In the entries below, find every line with "grid" and copy it.

= = = = =

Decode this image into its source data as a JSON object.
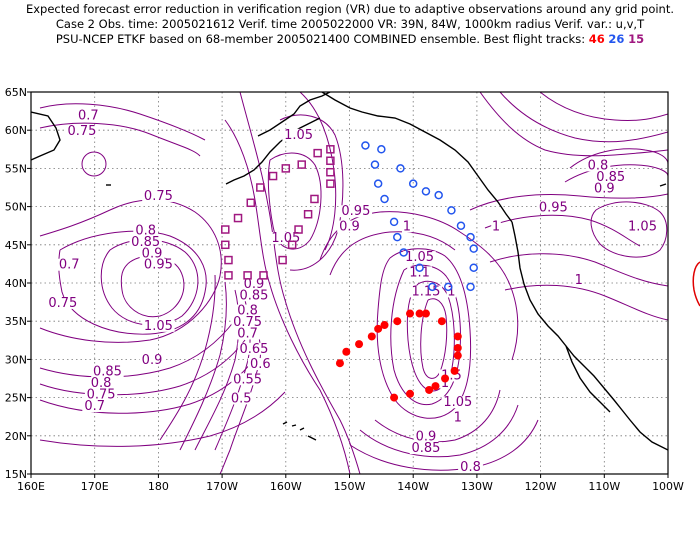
{
  "title": {
    "line1": "Expected forecast error reduction in verification region (VR) due to adaptive observations around any grid point.",
    "line2": "Case 2   Obs. time: 2005021612   Verif. time 2005022000   VR: 39N, 84W, 1000km radius   Verif. var.: u,v,T",
    "line3_prefix": "PSU-NCEP ETKF based on 68-member 2005021400 COMBINED ensemble.   Best flight tracks:",
    "track_46": "46",
    "track_26": "26",
    "track_15": "15"
  },
  "colors": {
    "contour": "#800080",
    "track_46": "#ff0000",
    "track_26": "#2255ee",
    "track_15": "#a01880"
  },
  "x_ticks": [
    "160E",
    "170E",
    "180",
    "170W",
    "160W",
    "150W",
    "140W",
    "130W",
    "120W",
    "110W",
    "100W"
  ],
  "y_ticks": [
    "15N",
    "20N",
    "25N",
    "30N",
    "35N",
    "40N",
    "45N",
    "50N",
    "55N",
    "60N",
    "65N"
  ],
  "contour_labels": [
    {
      "text": "0.7",
      "lon": 169,
      "lat": 61.5
    },
    {
      "text": "0.75",
      "lon": 168,
      "lat": 59.5
    },
    {
      "text": "0.75",
      "lon": 180,
      "lat": 51
    },
    {
      "text": "0.8",
      "lon": 178,
      "lat": 46.5
    },
    {
      "text": "0.85",
      "lon": 178,
      "lat": 45
    },
    {
      "text": "0.9",
      "lon": 179,
      "lat": 43.5
    },
    {
      "text": "0.95",
      "lon": 180,
      "lat": 42
    },
    {
      "text": "0.7",
      "lon": 166,
      "lat": 42
    },
    {
      "text": "0.75",
      "lon": 165,
      "lat": 37
    },
    {
      "text": "1.05",
      "lon": 180,
      "lat": 34
    },
    {
      "text": "0.9",
      "lon": 179,
      "lat": 29.5
    },
    {
      "text": "0.85",
      "lon": 172,
      "lat": 28
    },
    {
      "text": "0.8",
      "lon": 171,
      "lat": 26.5
    },
    {
      "text": "0.75",
      "lon": 171,
      "lat": 25
    },
    {
      "text": "0.7",
      "lon": 170,
      "lat": 23.5
    },
    {
      "text": "1.05",
      "lon": -158,
      "lat": 59
    },
    {
      "text": "1.05",
      "lon": -160,
      "lat": 45.5
    },
    {
      "text": "0.95",
      "lon": -149,
      "lat": 49
    },
    {
      "text": "0.9",
      "lon": -150,
      "lat": 47
    },
    {
      "text": "1",
      "lon": -141,
      "lat": 47
    },
    {
      "text": "0.9",
      "lon": -165,
      "lat": 39.5
    },
    {
      "text": "0.85",
      "lon": -165,
      "lat": 38
    },
    {
      "text": "0.8",
      "lon": -166,
      "lat": 36
    },
    {
      "text": "0.75",
      "lon": -166,
      "lat": 34.5
    },
    {
      "text": "0.7",
      "lon": -166,
      "lat": 33
    },
    {
      "text": "0.65",
      "lon": -165,
      "lat": 31
    },
    {
      "text": "0.6",
      "lon": -164,
      "lat": 29
    },
    {
      "text": "0.55",
      "lon": -166,
      "lat": 27
    },
    {
      "text": "0.5",
      "lon": -167,
      "lat": 24.5
    },
    {
      "text": "1.05",
      "lon": -139,
      "lat": 43
    },
    {
      "text": "1.1",
      "lon": -139,
      "lat": 41
    },
    {
      "text": "1.15",
      "lon": -138,
      "lat": 38.5
    },
    {
      "text": "1.5",
      "lon": -134,
      "lat": 27.5
    },
    {
      "text": "1",
      "lon": -135,
      "lat": 26.5
    },
    {
      "text": "1.05",
      "lon": -133,
      "lat": 24
    },
    {
      "text": "1",
      "lon": -133,
      "lat": 22
    },
    {
      "text": "0.9",
      "lon": -138,
      "lat": 19.5
    },
    {
      "text": "0.85",
      "lon": -138,
      "lat": 18
    },
    {
      "text": "0.8",
      "lon": -131,
      "lat": 15.5
    },
    {
      "text": "1",
      "lon": -134,
      "lat": 38.5
    },
    {
      "text": "0.8",
      "lon": -111,
      "lat": 55
    },
    {
      "text": "0.85",
      "lon": -109,
      "lat": 53.5
    },
    {
      "text": "0.9",
      "lon": -110,
      "lat": 52
    },
    {
      "text": "0.95",
      "lon": -118,
      "lat": 49.5
    },
    {
      "text": "1",
      "lon": -127,
      "lat": 47
    },
    {
      "text": "1.05",
      "lon": -104,
      "lat": 47
    },
    {
      "text": "1",
      "lon": -114,
      "lat": 40
    }
  ],
  "flight_tracks": [
    {
      "name": "46",
      "marker": "filled-circle",
      "color": "#ff0000",
      "points": [
        [
          -151.5,
          29.5
        ],
        [
          -150.5,
          31
        ],
        [
          -148.5,
          32
        ],
        [
          -146.5,
          33
        ],
        [
          -145.5,
          34
        ],
        [
          -144.5,
          34.5
        ],
        [
          -142.5,
          35
        ],
        [
          -140.5,
          36
        ],
        [
          -139,
          36
        ],
        [
          -138,
          36
        ],
        [
          -135.5,
          35
        ],
        [
          -133,
          33
        ],
        [
          -133,
          31.5
        ],
        [
          -133,
          30.5
        ],
        [
          -133.5,
          28.5
        ],
        [
          -135,
          27.5
        ],
        [
          -136.5,
          26.5
        ],
        [
          -137.5,
          26
        ],
        [
          -140.5,
          25.5
        ],
        [
          -143,
          25
        ]
      ]
    },
    {
      "name": "26",
      "marker": "open-circle",
      "color": "#2255ee",
      "points": [
        [
          -147.5,
          58
        ],
        [
          -145,
          57.5
        ],
        [
          -146,
          55.5
        ],
        [
          -142,
          55
        ],
        [
          -145.5,
          53
        ],
        [
          -140,
          53
        ],
        [
          -138,
          52
        ],
        [
          -136,
          51.5
        ],
        [
          -134,
          49.5
        ],
        [
          -144.5,
          51
        ],
        [
          -143,
          48
        ],
        [
          -142.5,
          46
        ],
        [
          -141.5,
          44
        ],
        [
          -139,
          42
        ],
        [
          -132.5,
          47.5
        ],
        [
          -131,
          46
        ],
        [
          -130.5,
          44.5
        ],
        [
          -130.5,
          42
        ],
        [
          -137,
          39.5
        ],
        [
          -134.5,
          39.5
        ],
        [
          -131,
          39.5
        ]
      ]
    },
    {
      "name": "15",
      "marker": "open-square",
      "color": "#a01880",
      "points": [
        [
          -155,
          57
        ],
        [
          -153,
          57.5
        ],
        [
          -153,
          56
        ],
        [
          -153,
          54.5
        ],
        [
          -153,
          53
        ],
        [
          -157.5,
          55.5
        ],
        [
          -160,
          55
        ],
        [
          -162,
          54
        ],
        [
          -164,
          52.5
        ],
        [
          -165.5,
          50.5
        ],
        [
          -167.5,
          48.5
        ],
        [
          -169.5,
          47
        ],
        [
          -169.5,
          45
        ],
        [
          -169,
          43
        ],
        [
          -169,
          41
        ],
        [
          -166,
          41
        ],
        [
          -163.5,
          41
        ],
        [
          -160.5,
          43
        ],
        [
          -159,
          45
        ],
        [
          -158,
          47
        ],
        [
          -156.5,
          49
        ],
        [
          -155.5,
          51
        ]
      ]
    }
  ]
}
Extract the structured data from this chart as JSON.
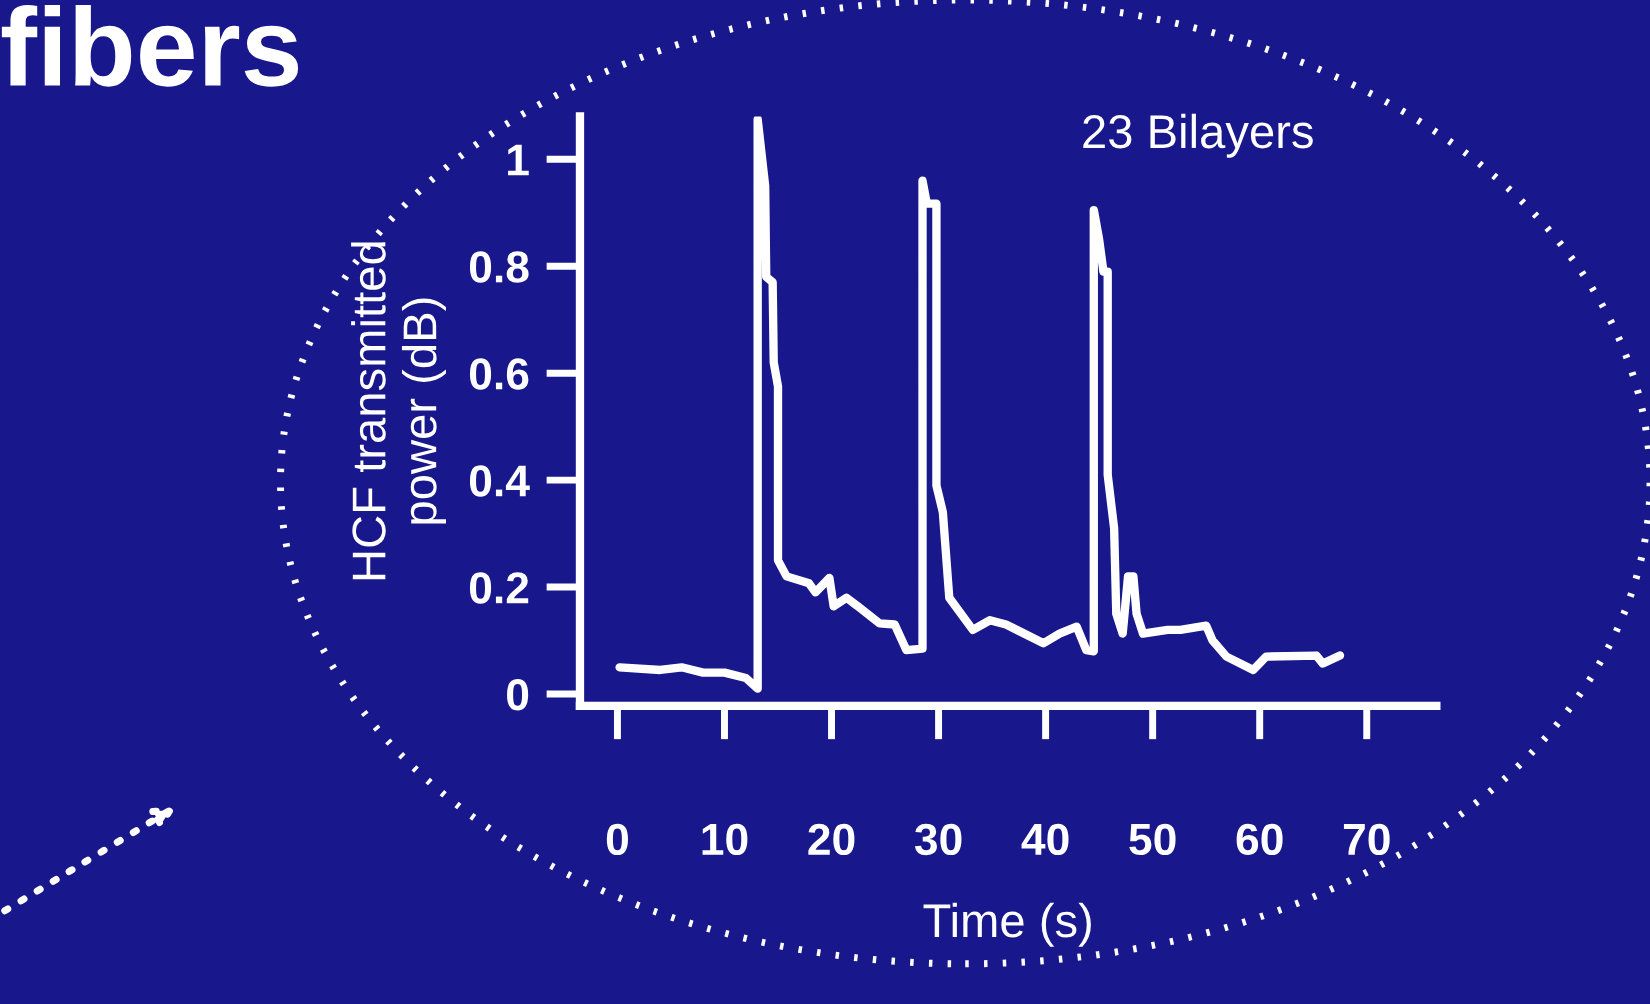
{
  "chart_data": {
    "type": "line",
    "xlabel": "Time (s)",
    "ylabel": "HCF transmitted\npower (dB)",
    "annotations": [
      "fibers",
      "23 Bilayers"
    ],
    "xlim": [
      -3.5,
      76.5
    ],
    "ylim": [
      -0.022,
      1.08
    ],
    "xticks": [
      0,
      10,
      20,
      30,
      40,
      50,
      60,
      70
    ],
    "yticks": [
      0,
      0.2,
      0.4,
      0.6,
      0.8,
      1
    ],
    "grid": false,
    "legend": false,
    "marker": "none",
    "line_style": "solid",
    "series": [
      {
        "color": "#ffffff",
        "x": [
          0.2,
          4,
          6,
          8,
          10,
          12,
          13.1,
          13.1,
          13.8,
          13.9,
          14.5,
          14.6,
          15.0,
          15.0,
          15.8,
          17.9,
          18.5,
          19.8,
          20.2,
          21.4,
          22.4,
          24.5,
          25.9,
          27.0,
          28.5,
          28.5,
          28.9,
          29.8,
          29.8,
          30.4,
          31.0,
          33.2,
          34.8,
          36.3,
          39.8,
          41.3,
          42.9,
          43.8,
          44.5,
          44.5,
          45.0,
          45.4,
          45.8,
          45.8,
          46.4,
          46.6,
          47.2,
          47.7,
          48.2,
          48.5,
          49.1,
          51.4,
          52.6,
          55.0,
          55.6,
          56.9,
          59.4,
          60.6,
          65.3,
          65.9,
          67.5
        ],
        "values": [
          0.05,
          0.045,
          0.05,
          0.04,
          0.04,
          0.03,
          0.01,
          1.075,
          0.95,
          0.78,
          0.77,
          0.62,
          0.575,
          0.25,
          0.22,
          0.207,
          0.19,
          0.217,
          0.164,
          0.18,
          0.165,
          0.132,
          0.13,
          0.082,
          0.085,
          0.96,
          0.917,
          0.917,
          0.39,
          0.34,
          0.18,
          0.12,
          0.138,
          0.13,
          0.095,
          0.113,
          0.126,
          0.082,
          0.08,
          0.905,
          0.85,
          0.79,
          0.79,
          0.41,
          0.31,
          0.15,
          0.113,
          0.22,
          0.22,
          0.15,
          0.113,
          0.12,
          0.12,
          0.128,
          0.1,
          0.07,
          0.045,
          0.07,
          0.072,
          0.057,
          0.072
        ]
      }
    ]
  }
}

= = = = =

**WRITTEN SOLUTION:**
    "line1": "Expected forecast error reduction in verification region (VR) due to adaptive observations around any grid point.",
    "grid": false,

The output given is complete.